------ Data for review

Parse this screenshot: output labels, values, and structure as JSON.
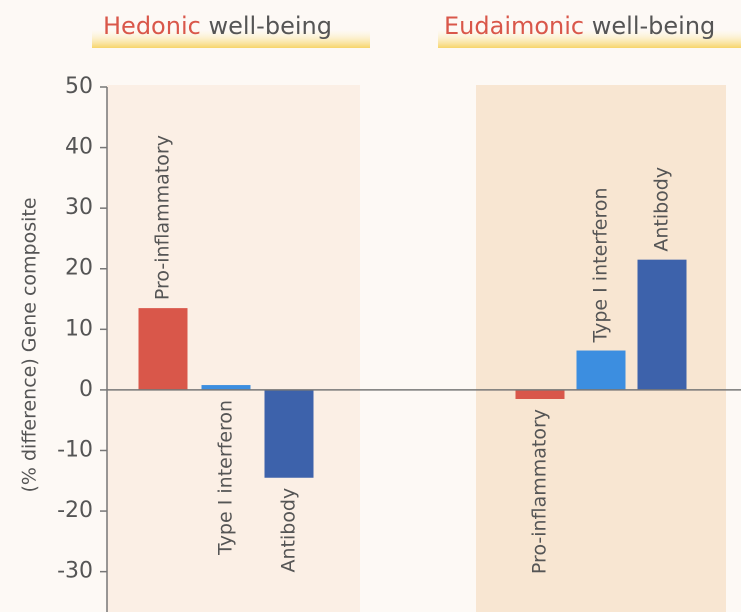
{
  "chart_data": {
    "type": "grouped_bar",
    "categories": [
      "Hedonic",
      "Eudaimonic"
    ],
    "category_suffix": "well-being",
    "y_axis_label": "(% difference) Gene composite",
    "series": [
      {
        "name": "Pro-inflammatory",
        "color": "#d9574a",
        "values": [
          13.5,
          -1.5
        ]
      },
      {
        "name": "Type I interferon",
        "color": "#3c8ee0",
        "values": [
          0.8,
          6.5
        ]
      },
      {
        "name": "Antibody",
        "color": "#3d62ab",
        "values": [
          -14.5,
          21.5
        ]
      }
    ],
    "ylim": [
      -36,
      50
    ],
    "yticks": [
      -30,
      -20,
      -10,
      0,
      10,
      20,
      30,
      40,
      50
    ]
  }
}
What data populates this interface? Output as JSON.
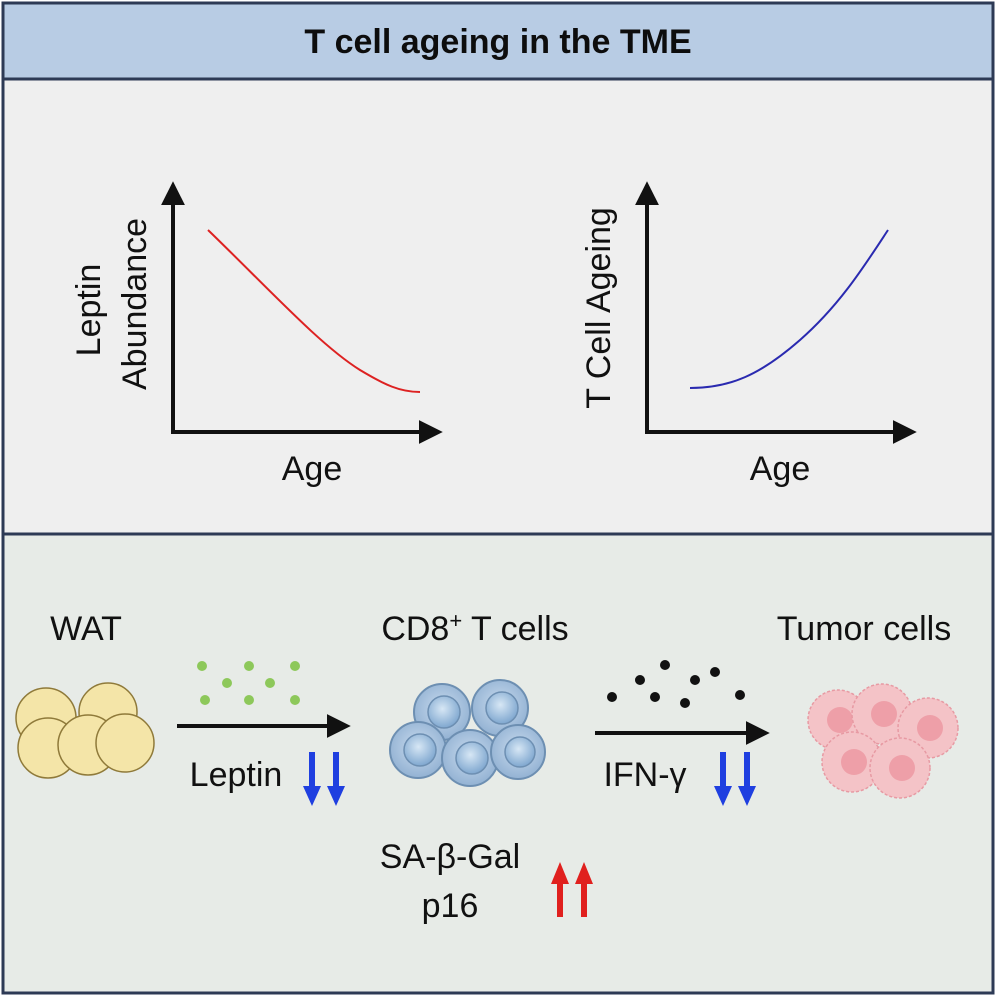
{
  "title": "T cell ageing in the TME",
  "colors": {
    "header_bg": "#b8cce4",
    "panel_top_bg": "#efefef",
    "panel_bottom_bg": "#e7ebe7",
    "border": "#2d3a55",
    "axis": "#111111",
    "leptin_curve": "#dd2222",
    "tcell_curve": "#2a2ab0",
    "down_arrow": "#1f3fe0",
    "up_arrow": "#e0201e",
    "leptin_dot": "#8dc85a",
    "ifn_dot": "#111111",
    "wat_fill": "#f4e5a8",
    "tcell_fill": "#a9c4df",
    "tumor_fill": "#f4c3c7"
  },
  "charts": {
    "leptin": {
      "ylabel_line1": "Leptin",
      "ylabel_line2": "Abundance",
      "xlabel": "Age"
    },
    "tcell": {
      "ylabel": "T Cell Ageing",
      "xlabel": "Age"
    }
  },
  "chart_data": [
    {
      "type": "line",
      "title": "",
      "xlabel": "Age",
      "ylabel": "Leptin Abundance",
      "series": [
        {
          "name": "Leptin Abundance",
          "trend": "decreasing",
          "x": [
            0,
            0.25,
            0.5,
            0.75,
            1.0
          ],
          "y": [
            0.94,
            0.7,
            0.42,
            0.18,
            0.1
          ]
        }
      ]
    },
    {
      "type": "line",
      "title": "",
      "xlabel": "Age",
      "ylabel": "T Cell Ageing",
      "series": [
        {
          "name": "T Cell Ageing",
          "trend": "increasing",
          "x": [
            0,
            0.25,
            0.5,
            0.75,
            1.0
          ],
          "y": [
            0.18,
            0.24,
            0.42,
            0.68,
            0.94
          ]
        }
      ]
    }
  ],
  "flow": {
    "wat_label": "WAT",
    "tcells_label_prefix": "CD8",
    "tcells_label_sup": "+",
    "tcells_label_suffix": " T cells",
    "tumor_label": "Tumor cells",
    "leptin_label": "Leptin",
    "ifn_label": "IFN-γ",
    "senescence_marker_1": "SA-β-Gal",
    "senescence_marker_2": "p16"
  }
}
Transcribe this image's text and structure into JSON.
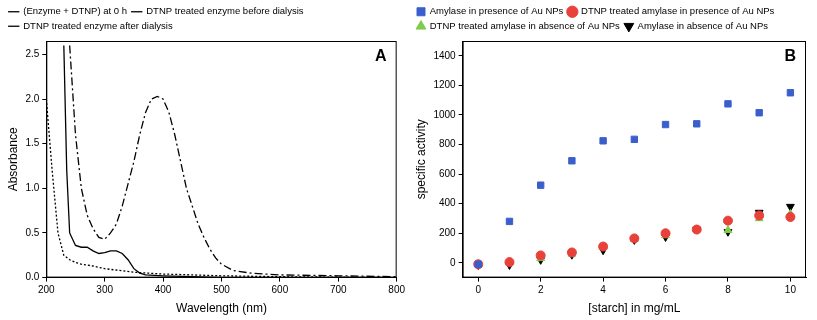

------------

Print the records exactly and omit all pictures.

Parse this screenshot: output labels, values, and structure as JSON.
{
  "chart_data": {
    "type": "grouped_bar",
    "categories": [
      "Hedonic",
      "Eudaimonic"
    ],
    "category_suffix": "well-being",
    "y_axis_label": "(% difference) Gene composite",
    "series": [
      {
        "name": "Pro-inflammatory",
        "color": "#d9574a",
        "values": [
          13.5,
          -1.5
        ]
      },
      {
        "name": "Type I interferon",
        "color": "#3c8ee0",
        "values": [
          0.8,
          6.5
        ]
      },
      {
        "name": "Antibody",
        "color": "#3d62ab",
        "values": [
          -14.5,
          21.5
        ]
      }
    ],
    "ylim": [
      -36,
      50
    ],
    "yticks": [
      -30,
      -20,
      -10,
      0,
      10,
      20,
      30,
      40,
      50
    ]
  }
}
What data populates this interface? Output as JSON.
{
  "title": "T cell ageing in the TME",
  "colors": {
    "header_bg": "#b8cce4",
    "panel_top_bg": "#efefef",
    "panel_bottom_bg": "#e7ebe7",
    "border": "#2d3a55",
    "axis": "#111111",
    "leptin_curve": "#dd2222",
    "tcell_curve": "#2a2ab0",
    "down_arrow": "#1f3fe0",
    "up_arrow": "#e0201e",
    "leptin_dot": "#8dc85a",
    "ifn_dot": "#111111",
    "wat_fill": "#f4e5a8",
    "tcell_fill": "#a9c4df",
    "tumor_fill": "#f4c3c7"
  },
  "charts": {
    "leptin": {
      "ylabel_line1": "Leptin",
      "ylabel_line2": "Abundance",
      "xlabel": "Age"
    },
    "tcell": {
      "ylabel": "T Cell Ageing",
      "xlabel": "Age"
    }
  },
  "chart_data": [
    {
      "type": "line",
      "title": "",
      "xlabel": "Age",
      "ylabel": "Leptin Abundance",
      "series": [
        {
          "name": "Leptin Abundance",
          "trend": "decreasing",
          "x": [
            0,
            0.25,
            0.5,
            0.75,
            1.0
          ],
          "y": [
            0.94,
            0.7,
            0.42,
            0.18,
            0.1
          ]
        }
      ]
    },
    {
      "type": "line",
      "title": "",
      "xlabel": "Age",
      "ylabel": "T Cell Ageing",
      "series": [
        {
          "name": "T Cell Ageing",
          "trend": "increasing",
          "x": [
            0,
            0.25,
            0.5,
            0.75,
            1.0
          ],
          "y": [
            0.18,
            0.24,
            0.42,
            0.68,
            0.94
          ]
        }
      ]
    }
  ],
  "flow": {
    "wat_label": "WAT",
    "tcells_label_prefix": "CD8",
    "tcells_label_sup": "+",
    "tcells_label_suffix": " T cells",
    "tumor_label": "Tumor cells",
    "leptin_label": "Leptin",
    "ifn_label": "IFN-γ",
    "senescence_marker_1": "SA-β-Gal",
    "senescence_marker_2": "p16"
  }
}
Transcribe this image's text and structure into JSON.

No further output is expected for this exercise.